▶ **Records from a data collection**
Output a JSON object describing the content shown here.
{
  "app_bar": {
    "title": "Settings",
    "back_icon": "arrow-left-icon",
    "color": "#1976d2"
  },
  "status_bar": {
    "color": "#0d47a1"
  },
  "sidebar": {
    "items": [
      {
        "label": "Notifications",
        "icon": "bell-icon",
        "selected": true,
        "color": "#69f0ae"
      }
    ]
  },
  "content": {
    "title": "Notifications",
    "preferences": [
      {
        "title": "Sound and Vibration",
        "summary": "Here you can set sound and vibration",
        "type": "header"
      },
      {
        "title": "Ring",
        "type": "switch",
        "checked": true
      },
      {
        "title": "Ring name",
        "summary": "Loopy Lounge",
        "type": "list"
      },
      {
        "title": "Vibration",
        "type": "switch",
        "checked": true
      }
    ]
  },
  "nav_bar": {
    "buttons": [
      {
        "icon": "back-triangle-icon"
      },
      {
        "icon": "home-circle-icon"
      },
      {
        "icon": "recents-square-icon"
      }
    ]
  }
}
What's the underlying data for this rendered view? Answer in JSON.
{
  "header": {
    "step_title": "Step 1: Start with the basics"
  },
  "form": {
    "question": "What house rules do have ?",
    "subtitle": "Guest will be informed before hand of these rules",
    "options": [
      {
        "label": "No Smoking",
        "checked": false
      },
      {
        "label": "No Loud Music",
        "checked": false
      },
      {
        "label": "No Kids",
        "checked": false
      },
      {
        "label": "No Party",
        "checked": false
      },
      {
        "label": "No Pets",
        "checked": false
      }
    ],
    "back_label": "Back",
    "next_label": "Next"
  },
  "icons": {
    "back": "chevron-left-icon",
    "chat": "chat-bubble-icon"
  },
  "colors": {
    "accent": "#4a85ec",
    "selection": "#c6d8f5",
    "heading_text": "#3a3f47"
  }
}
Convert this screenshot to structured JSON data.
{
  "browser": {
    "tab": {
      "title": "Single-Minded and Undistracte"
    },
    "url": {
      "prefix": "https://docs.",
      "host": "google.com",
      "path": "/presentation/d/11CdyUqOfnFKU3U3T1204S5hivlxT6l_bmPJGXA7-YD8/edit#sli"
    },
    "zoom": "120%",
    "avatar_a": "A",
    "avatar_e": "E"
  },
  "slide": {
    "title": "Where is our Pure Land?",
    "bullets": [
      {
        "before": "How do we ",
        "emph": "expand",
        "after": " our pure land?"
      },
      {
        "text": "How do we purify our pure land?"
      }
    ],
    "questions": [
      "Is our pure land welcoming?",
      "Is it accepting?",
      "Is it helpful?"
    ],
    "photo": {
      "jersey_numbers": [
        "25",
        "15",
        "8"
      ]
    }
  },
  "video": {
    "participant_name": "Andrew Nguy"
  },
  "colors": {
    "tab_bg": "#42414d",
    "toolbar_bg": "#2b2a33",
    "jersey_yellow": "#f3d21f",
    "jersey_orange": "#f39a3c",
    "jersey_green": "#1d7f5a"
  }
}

▶ **Given problem**
Tally the lines in these entries that have the string "What" in them, then answer with the count and nothing else.

▶ **The solution**
2